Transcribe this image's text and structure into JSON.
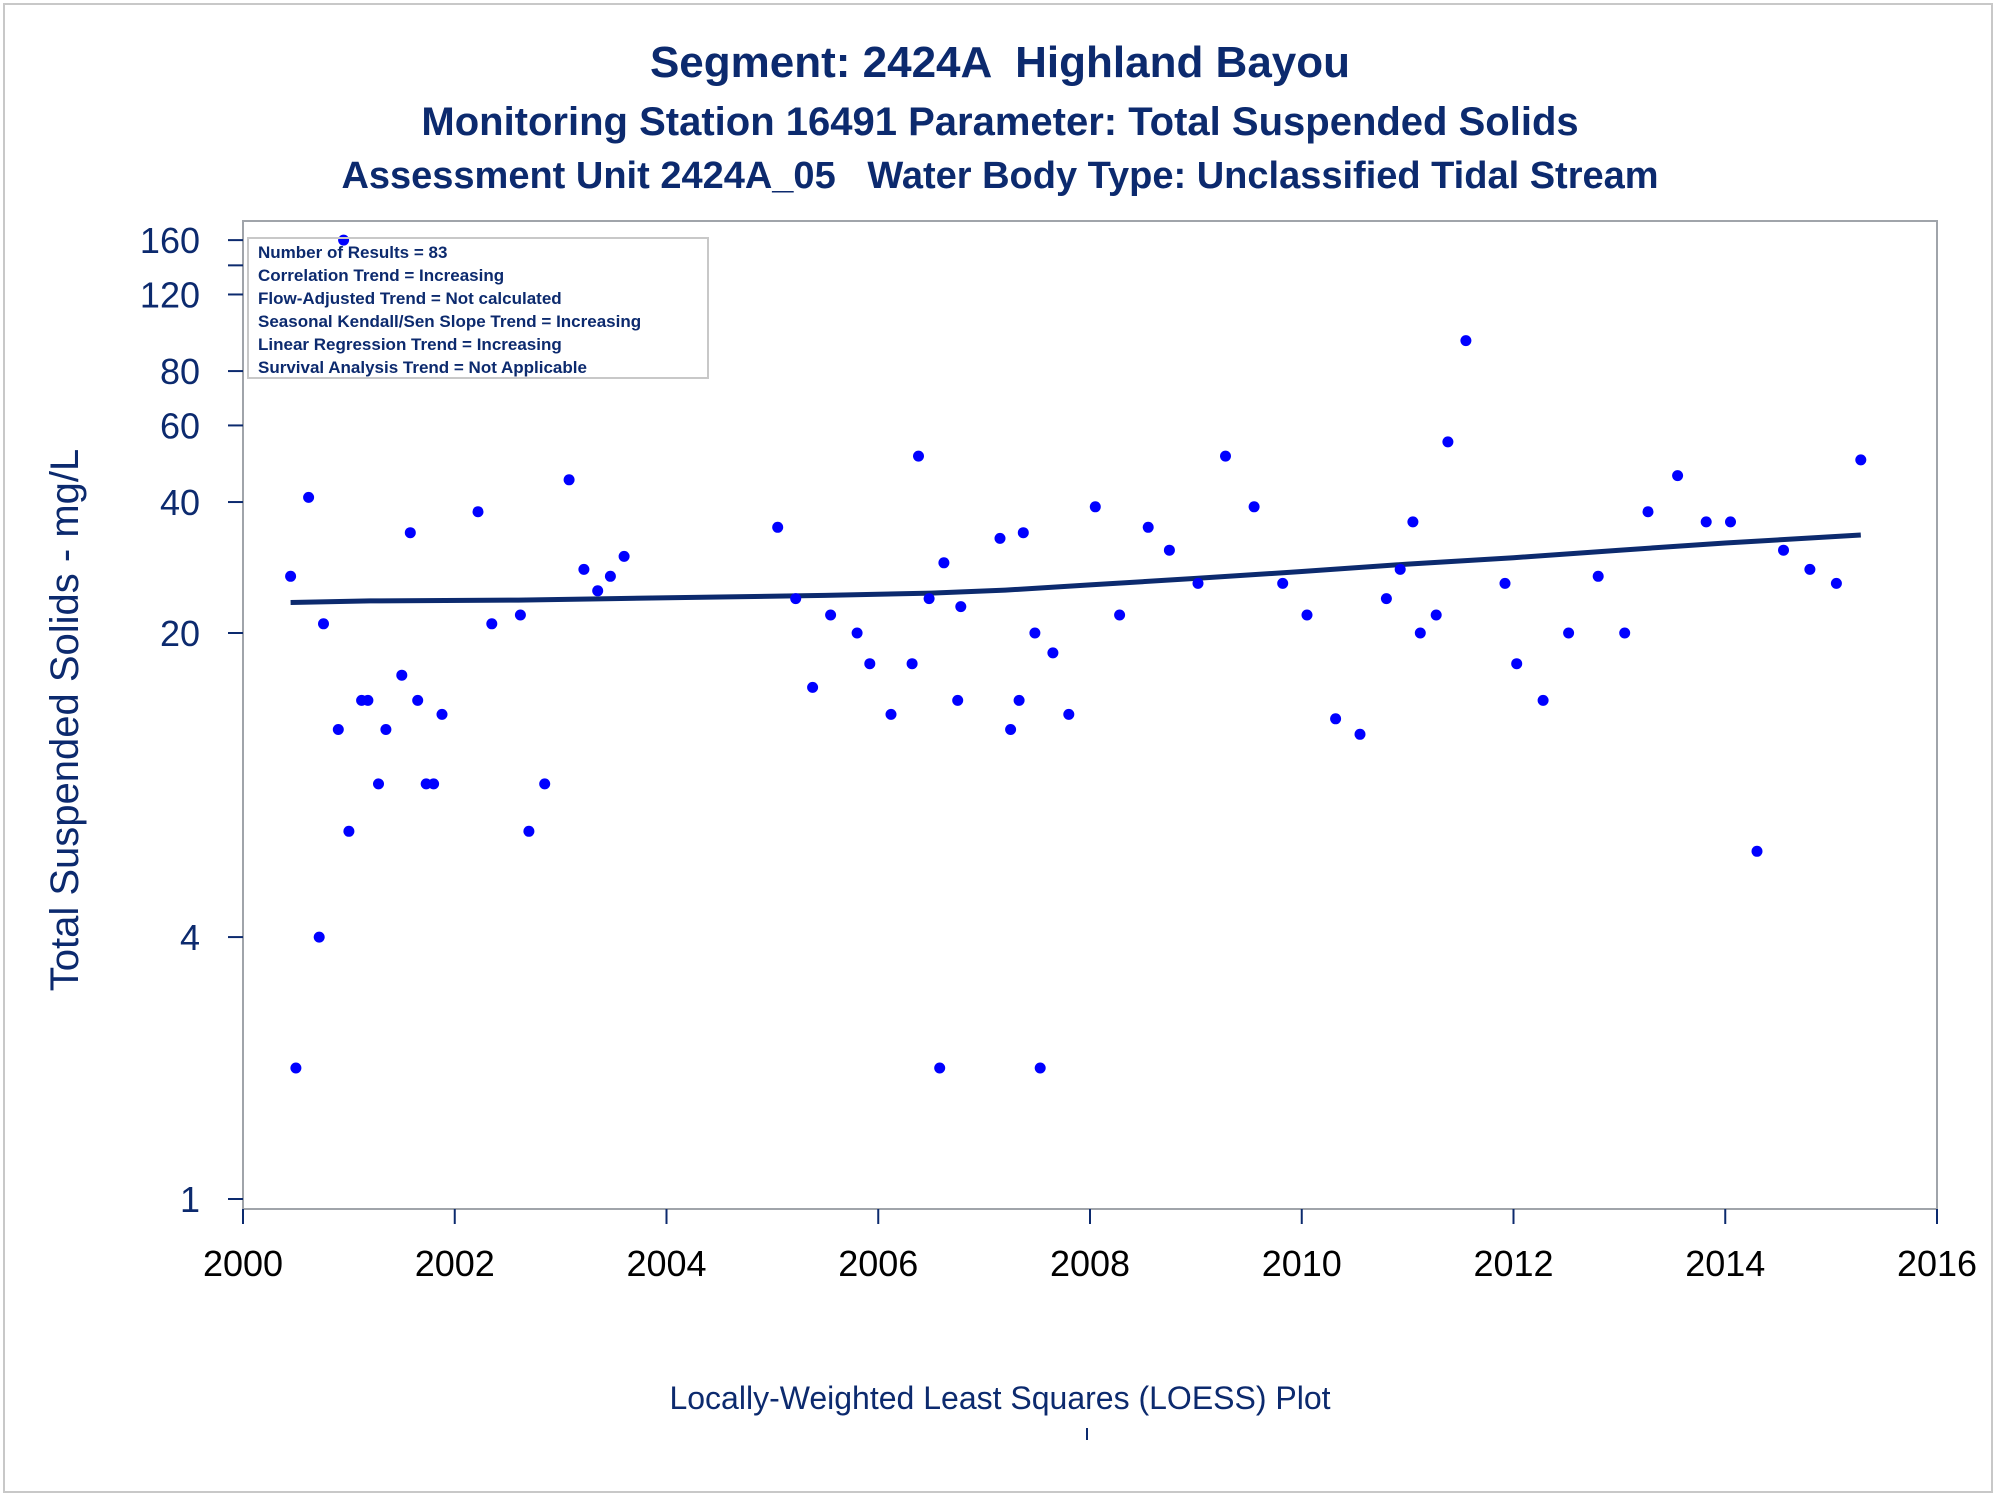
{
  "titles": {
    "line1": "Segment: 2424A  Highland Bayou",
    "line2": "Monitoring Station 16491 Parameter: Total Suspended Solids",
    "line3": "Assessment Unit 2424A_05   Water Body Type: Unclassified Tidal Stream"
  },
  "footer": "Locally-Weighted Least Squares (LOESS) Plot",
  "colors": {
    "text": "#0c2a6e",
    "points": "#0000ff",
    "trend": "#0c2a6e",
    "frame": "#a0a4aa"
  },
  "chart_data": {
    "type": "scatter",
    "ylabel": "Total Suspended Solids - mg/L",
    "xlabel": "",
    "xlim": [
      2000,
      2016
    ],
    "ylim": [
      1,
      175
    ],
    "y_scale": "log",
    "x_ticks": [
      "2000",
      "2002",
      "2004",
      "2006",
      "2008",
      "2010",
      "2012",
      "2014",
      "2016"
    ],
    "y_ticks": [
      "1",
      "4",
      "20",
      "40",
      "60",
      "80",
      "120",
      "160"
    ],
    "legend_box": [
      "Number of Results = 83",
      "Correlation Trend = Increasing",
      "Flow-Adjusted Trend = Not calculated",
      "Seasonal Kendall/Sen Slope Trend = Increasing",
      "Linear Regression Trend = Increasing",
      "Survival Analysis Trend = Not Applicable"
    ],
    "legend_position": "top-left",
    "points": [
      {
        "x": 2000.45,
        "y": 27
      },
      {
        "x": 2000.5,
        "y": 2
      },
      {
        "x": 2000.62,
        "y": 41
      },
      {
        "x": 2000.72,
        "y": 4
      },
      {
        "x": 2000.76,
        "y": 21
      },
      {
        "x": 2000.9,
        "y": 12
      },
      {
        "x": 2000.95,
        "y": 160
      },
      {
        "x": 2001.0,
        "y": 7
      },
      {
        "x": 2001.12,
        "y": 14
      },
      {
        "x": 2001.18,
        "y": 14
      },
      {
        "x": 2001.28,
        "y": 9
      },
      {
        "x": 2001.35,
        "y": 12
      },
      {
        "x": 2001.5,
        "y": 16
      },
      {
        "x": 2001.58,
        "y": 34
      },
      {
        "x": 2001.65,
        "y": 14
      },
      {
        "x": 2001.73,
        "y": 9
      },
      {
        "x": 2001.8,
        "y": 9
      },
      {
        "x": 2001.88,
        "y": 13
      },
      {
        "x": 2002.22,
        "y": 38
      },
      {
        "x": 2002.35,
        "y": 21
      },
      {
        "x": 2002.62,
        "y": 22
      },
      {
        "x": 2002.7,
        "y": 7
      },
      {
        "x": 2002.85,
        "y": 9
      },
      {
        "x": 2003.08,
        "y": 45
      },
      {
        "x": 2003.22,
        "y": 28
      },
      {
        "x": 2003.35,
        "y": 25
      },
      {
        "x": 2003.47,
        "y": 27
      },
      {
        "x": 2003.6,
        "y": 30
      },
      {
        "x": 2005.05,
        "y": 35
      },
      {
        "x": 2005.22,
        "y": 24
      },
      {
        "x": 2005.38,
        "y": 15
      },
      {
        "x": 2005.55,
        "y": 22
      },
      {
        "x": 2005.8,
        "y": 20
      },
      {
        "x": 2005.92,
        "y": 17
      },
      {
        "x": 2006.12,
        "y": 13
      },
      {
        "x": 2006.32,
        "y": 17
      },
      {
        "x": 2006.38,
        "y": 51
      },
      {
        "x": 2006.48,
        "y": 24
      },
      {
        "x": 2006.58,
        "y": 2
      },
      {
        "x": 2006.62,
        "y": 29
      },
      {
        "x": 2006.75,
        "y": 14
      },
      {
        "x": 2006.78,
        "y": 23
      },
      {
        "x": 2007.15,
        "y": 33
      },
      {
        "x": 2007.25,
        "y": 12
      },
      {
        "x": 2007.33,
        "y": 14
      },
      {
        "x": 2007.37,
        "y": 34
      },
      {
        "x": 2007.48,
        "y": 20
      },
      {
        "x": 2007.53,
        "y": 2
      },
      {
        "x": 2007.65,
        "y": 18
      },
      {
        "x": 2007.8,
        "y": 13
      },
      {
        "x": 2008.05,
        "y": 39
      },
      {
        "x": 2008.28,
        "y": 22
      },
      {
        "x": 2008.55,
        "y": 35
      },
      {
        "x": 2008.75,
        "y": 31
      },
      {
        "x": 2009.02,
        "y": 26
      },
      {
        "x": 2009.28,
        "y": 51
      },
      {
        "x": 2009.55,
        "y": 39
      },
      {
        "x": 2009.82,
        "y": 26
      },
      {
        "x": 2010.05,
        "y": 22
      },
      {
        "x": 2010.32,
        "y": 12.7
      },
      {
        "x": 2010.55,
        "y": 11.7
      },
      {
        "x": 2010.8,
        "y": 24
      },
      {
        "x": 2010.93,
        "y": 28
      },
      {
        "x": 2011.05,
        "y": 36
      },
      {
        "x": 2011.12,
        "y": 20
      },
      {
        "x": 2011.27,
        "y": 22
      },
      {
        "x": 2011.38,
        "y": 55
      },
      {
        "x": 2011.55,
        "y": 94
      },
      {
        "x": 2011.92,
        "y": 26
      },
      {
        "x": 2012.03,
        "y": 17
      },
      {
        "x": 2012.28,
        "y": 14
      },
      {
        "x": 2012.52,
        "y": 20
      },
      {
        "x": 2012.8,
        "y": 27
      },
      {
        "x": 2013.05,
        "y": 20
      },
      {
        "x": 2013.27,
        "y": 38
      },
      {
        "x": 2013.55,
        "y": 46
      },
      {
        "x": 2013.82,
        "y": 36
      },
      {
        "x": 2014.05,
        "y": 36
      },
      {
        "x": 2014.3,
        "y": 6.3
      },
      {
        "x": 2014.55,
        "y": 31
      },
      {
        "x": 2014.8,
        "y": 28
      },
      {
        "x": 2015.05,
        "y": 26
      },
      {
        "x": 2015.28,
        "y": 50
      }
    ],
    "trend_line": [
      {
        "x": 2000.45,
        "y": 23.5
      },
      {
        "x": 2001.2,
        "y": 23.7
      },
      {
        "x": 2002.6,
        "y": 23.8
      },
      {
        "x": 2003.5,
        "y": 24.0
      },
      {
        "x": 2004.5,
        "y": 24.2
      },
      {
        "x": 2005.5,
        "y": 24.4
      },
      {
        "x": 2006.5,
        "y": 24.7
      },
      {
        "x": 2007.2,
        "y": 25.1
      },
      {
        "x": 2008.0,
        "y": 25.8
      },
      {
        "x": 2009.0,
        "y": 26.7
      },
      {
        "x": 2010.0,
        "y": 27.7
      },
      {
        "x": 2011.0,
        "y": 28.8
      },
      {
        "x": 2012.0,
        "y": 29.8
      },
      {
        "x": 2013.0,
        "y": 31.0
      },
      {
        "x": 2014.0,
        "y": 32.2
      },
      {
        "x": 2015.28,
        "y": 33.6
      }
    ]
  }
}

* * * * * * *

* [WHAT TO WORK ON]: Leave the pictures out and reproduce all of the records exactly.

* [THE RESULT]:
Transcribe this image's text and structure into JSON.
{
  "titles": {
    "line1": "Segment: 2424A  Highland Bayou",
    "line2": "Monitoring Station 16491 Parameter: Total Suspended Solids",
    "line3": "Assessment Unit 2424A_05   Water Body Type: Unclassified Tidal Stream"
  },
  "footer": "Locally-Weighted Least Squares (LOESS) Plot",
  "colors": {
    "text": "#0c2a6e",
    "points": "#0000ff",
    "trend": "#0c2a6e",
    "frame": "#a0a4aa"
  },
  "chart_data": {
    "type": "scatter",
    "ylabel": "Total Suspended Solids - mg/L",
    "xlabel": "",
    "xlim": [
      2000,
      2016
    ],
    "ylim": [
      1,
      175
    ],
    "y_scale": "log",
    "x_ticks": [
      "2000",
      "2002",
      "2004",
      "2006",
      "2008",
      "2010",
      "2012",
      "2014",
      "2016"
    ],
    "y_ticks": [
      "1",
      "4",
      "20",
      "40",
      "60",
      "80",
      "120",
      "160"
    ],
    "legend_box": [
      "Number of Results = 83",
      "Correlation Trend = Increasing",
      "Flow-Adjusted Trend = Not calculated",
      "Seasonal Kendall/Sen Slope Trend = Increasing",
      "Linear Regression Trend = Increasing",
      "Survival Analysis Trend = Not Applicable"
    ],
    "legend_position": "top-left",
    "points": [
      {
        "x": 2000.45,
        "y": 27
      },
      {
        "x": 2000.5,
        "y": 2
      },
      {
        "x": 2000.62,
        "y": 41
      },
      {
        "x": 2000.72,
        "y": 4
      },
      {
        "x": 2000.76,
        "y": 21
      },
      {
        "x": 2000.9,
        "y": 12
      },
      {
        "x": 2000.95,
        "y": 160
      },
      {
        "x": 2001.0,
        "y": 7
      },
      {
        "x": 2001.12,
        "y": 14
      },
      {
        "x": 2001.18,
        "y": 14
      },
      {
        "x": 2001.28,
        "y": 9
      },
      {
        "x": 2001.35,
        "y": 12
      },
      {
        "x": 2001.5,
        "y": 16
      },
      {
        "x": 2001.58,
        "y": 34
      },
      {
        "x": 2001.65,
        "y": 14
      },
      {
        "x": 2001.73,
        "y": 9
      },
      {
        "x": 2001.8,
        "y": 9
      },
      {
        "x": 2001.88,
        "y": 13
      },
      {
        "x": 2002.22,
        "y": 38
      },
      {
        "x": 2002.35,
        "y": 21
      },
      {
        "x": 2002.62,
        "y": 22
      },
      {
        "x": 2002.7,
        "y": 7
      },
      {
        "x": 2002.85,
        "y": 9
      },
      {
        "x": 2003.08,
        "y": 45
      },
      {
        "x": 2003.22,
        "y": 28
      },
      {
        "x": 2003.35,
        "y": 25
      },
      {
        "x": 2003.47,
        "y": 27
      },
      {
        "x": 2003.6,
        "y": 30
      },
      {
        "x": 2005.05,
        "y": 35
      },
      {
        "x": 2005.22,
        "y": 24
      },
      {
        "x": 2005.38,
        "y": 15
      },
      {
        "x": 2005.55,
        "y": 22
      },
      {
        "x": 2005.8,
        "y": 20
      },
      {
        "x": 2005.92,
        "y": 17
      },
      {
        "x": 2006.12,
        "y": 13
      },
      {
        "x": 2006.32,
        "y": 17
      },
      {
        "x": 2006.38,
        "y": 51
      },
      {
        "x": 2006.48,
        "y": 24
      },
      {
        "x": 2006.58,
        "y": 2
      },
      {
        "x": 2006.62,
        "y": 29
      },
      {
        "x": 2006.75,
        "y": 14
      },
      {
        "x": 2006.78,
        "y": 23
      },
      {
        "x": 2007.15,
        "y": 33
      },
      {
        "x": 2007.25,
        "y": 12
      },
      {
        "x": 2007.33,
        "y": 14
      },
      {
        "x": 2007.37,
        "y": 34
      },
      {
        "x": 2007.48,
        "y": 20
      },
      {
        "x": 2007.53,
        "y": 2
      },
      {
        "x": 2007.65,
        "y": 18
      },
      {
        "x": 2007.8,
        "y": 13
      },
      {
        "x": 2008.05,
        "y": 39
      },
      {
        "x": 2008.28,
        "y": 22
      },
      {
        "x": 2008.55,
        "y": 35
      },
      {
        "x": 2008.75,
        "y": 31
      },
      {
        "x": 2009.02,
        "y": 26
      },
      {
        "x": 2009.28,
        "y": 51
      },
      {
        "x": 2009.55,
        "y": 39
      },
      {
        "x": 2009.82,
        "y": 26
      },
      {
        "x": 2010.05,
        "y": 22
      },
      {
        "x": 2010.32,
        "y": 12.7
      },
      {
        "x": 2010.55,
        "y": 11.7
      },
      {
        "x": 2010.8,
        "y": 24
      },
      {
        "x": 2010.93,
        "y": 28
      },
      {
        "x": 2011.05,
        "y": 36
      },
      {
        "x": 2011.12,
        "y": 20
      },
      {
        "x": 2011.27,
        "y": 22
      },
      {
        "x": 2011.38,
        "y": 55
      },
      {
        "x": 2011.55,
        "y": 94
      },
      {
        "x": 2011.92,
        "y": 26
      },
      {
        "x": 2012.03,
        "y": 17
      },
      {
        "x": 2012.28,
        "y": 14
      },
      {
        "x": 2012.52,
        "y": 20
      },
      {
        "x": 2012.8,
        "y": 27
      },
      {
        "x": 2013.05,
        "y": 20
      },
      {
        "x": 2013.27,
        "y": 38
      },
      {
        "x": 2013.55,
        "y": 46
      },
      {
        "x": 2013.82,
        "y": 36
      },
      {
        "x": 2014.05,
        "y": 36
      },
      {
        "x": 2014.3,
        "y": 6.3
      },
      {
        "x": 2014.55,
        "y": 31
      },
      {
        "x": 2014.8,
        "y": 28
      },
      {
        "x": 2015.05,
        "y": 26
      },
      {
        "x": 2015.28,
        "y": 50
      }
    ],
    "trend_line": [
      {
        "x": 2000.45,
        "y": 23.5
      },
      {
        "x": 2001.2,
        "y": 23.7
      },
      {
        "x": 2002.6,
        "y": 23.8
      },
      {
        "x": 2003.5,
        "y": 24.0
      },
      {
        "x": 2004.5,
        "y": 24.2
      },
      {
        "x": 2005.5,
        "y": 24.4
      },
      {
        "x": 2006.5,
        "y": 24.7
      },
      {
        "x": 2007.2,
        "y": 25.1
      },
      {
        "x": 2008.0,
        "y": 25.8
      },
      {
        "x": 2009.0,
        "y": 26.7
      },
      {
        "x": 2010.0,
        "y": 27.7
      },
      {
        "x": 2011.0,
        "y": 28.8
      },
      {
        "x": 2012.0,
        "y": 29.8
      },
      {
        "x": 2013.0,
        "y": 31.0
      },
      {
        "x": 2014.0,
        "y": 32.2
      },
      {
        "x": 2015.28,
        "y": 33.6
      }
    ]
  }
}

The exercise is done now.